RECORDS FOR THIS EXERCISE |
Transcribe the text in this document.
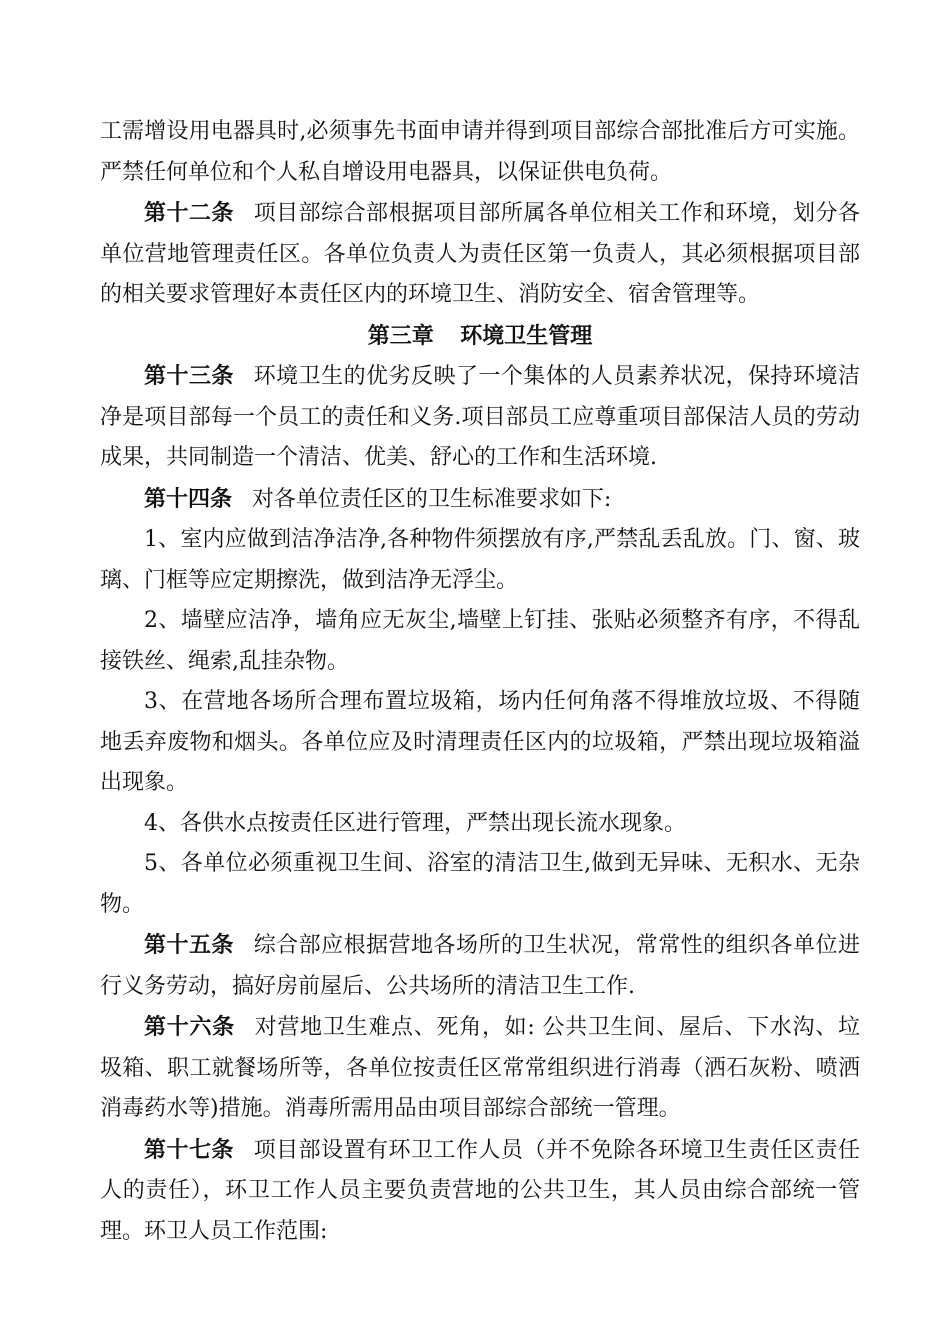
工需增设用电器具时,必须事先书面申请并得到项目部综合部批准后方可实施。严禁任何单位和个人私自增设用电器具，以保证供电负荷。

第十二条 项目部综合部根据项目部所属各单位相关工作和环境，划分各单位营地管理责任区。各单位负责人为责任区第一负责人，其必须根据项目部的相关要求管理好本责任区内的环境卫生、消防安全、宿舍管理等。

第三章 环境卫生管理

第十三条 环境卫生的优劣反映了一个集体的人员素养状况，保持环境洁净是项目部每一个员工的责任和义务.项目部员工应尊重项目部保洁人员的劳动成果，共同制造一个清洁、优美、舒心的工作和生活环境.

第十四条 对各单位责任区的卫生标准要求如下:

1、室内应做到洁净洁净,各种物件须摆放有序,严禁乱丢乱放。门、窗、玻璃、门框等应定期擦洗，做到洁净无浮尘。

2、墙壁应洁净，墙角应无灰尘,墙壁上钉挂、张贴必须整齐有序，不得乱接铁丝、绳索,乱挂杂物。

3、在营地各场所合理布置垃圾箱，场内任何角落不得堆放垃圾、不得随地丢弃废物和烟头。各单位应及时清理责任区内的垃圾箱，严禁出现垃圾箱溢出现象。

4、各供水点按责任区进行管理，严禁出现长流水现象。

5、各单位必须重视卫生间、浴室的清洁卫生,做到无异味、无积水、无杂物。

第十五条 综合部应根据营地各场所的卫生状况，常常性的组织各单位进行义务劳动，搞好房前屋后、公共场所的清洁卫生工作.

第十六条 对营地卫生难点、死角，如: 公共卫生间、屋后、下水沟、垃圾箱、职工就餐场所等，各单位按责任区常常组织进行消毒（洒石灰粉、喷洒消毒药水等)措施。消毒所需用品由项目部综合部统一管理。

第十七条 项目部设置有环卫工作人员（并不免除各环境卫生责任区责任人的责任），环卫工作人员主要负责营地的公共卫生，其人员由综合部统一管理。环卫人员工作范围:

EXERCISE OBJECTIVE | Omit each picture, then return all of the listing exactly as it stands.

FULL SOLUTION |
Transcribe the text in this document.
工需增设用电器具时,必须事先书面申请并得到项目部综合部批准后方可实施。严禁任何单位和个人私自增设用电器具，以保证供电负荷。

第十二条 项目部综合部根据项目部所属各单位相关工作和环境，划分各单位营地管理责任区。各单位负责人为责任区第一负责人，其必须根据项目部的相关要求管理好本责任区内的环境卫生、消防安全、宿舍管理等。

第三章 环境卫生管理

第十三条 环境卫生的优劣反映了一个集体的人员素养状况，保持环境洁净是项目部每一个员工的责任和义务.项目部员工应尊重项目部保洁人员的劳动成果，共同制造一个清洁、优美、舒心的工作和生活环境.

第十四条 对各单位责任区的卫生标准要求如下:

1、室内应做到洁净洁净,各种物件须摆放有序,严禁乱丢乱放。门、窗、玻璃、门框等应定期擦洗，做到洁净无浮尘。

2、墙壁应洁净，墙角应无灰尘,墙壁上钉挂、张贴必须整齐有序，不得乱接铁丝、绳索,乱挂杂物。

3、在营地各场所合理布置垃圾箱，场内任何角落不得堆放垃圾、不得随地丢弃废物和烟头。各单位应及时清理责任区内的垃圾箱，严禁出现垃圾箱溢出现象。

4、各供水点按责任区进行管理，严禁出现长流水现象。

5、各单位必须重视卫生间、浴室的清洁卫生,做到无异味、无积水、无杂物。

第十五条 综合部应根据营地各场所的卫生状况，常常性的组织各单位进行义务劳动，搞好房前屋后、公共场所的清洁卫生工作.

第十六条 对营地卫生难点、死角，如: 公共卫生间、屋后、下水沟、垃圾箱、职工就餐场所等，各单位按责任区常常组织进行消毒（洒石灰粉、喷洒消毒药水等)措施。消毒所需用品由项目部综合部统一管理。

第十七条 项目部设置有环卫工作人员（并不免除各环境卫生责任区责任人的责任），环卫工作人员主要负责营地的公共卫生，其人员由综合部统一管理。环卫人员工作范围:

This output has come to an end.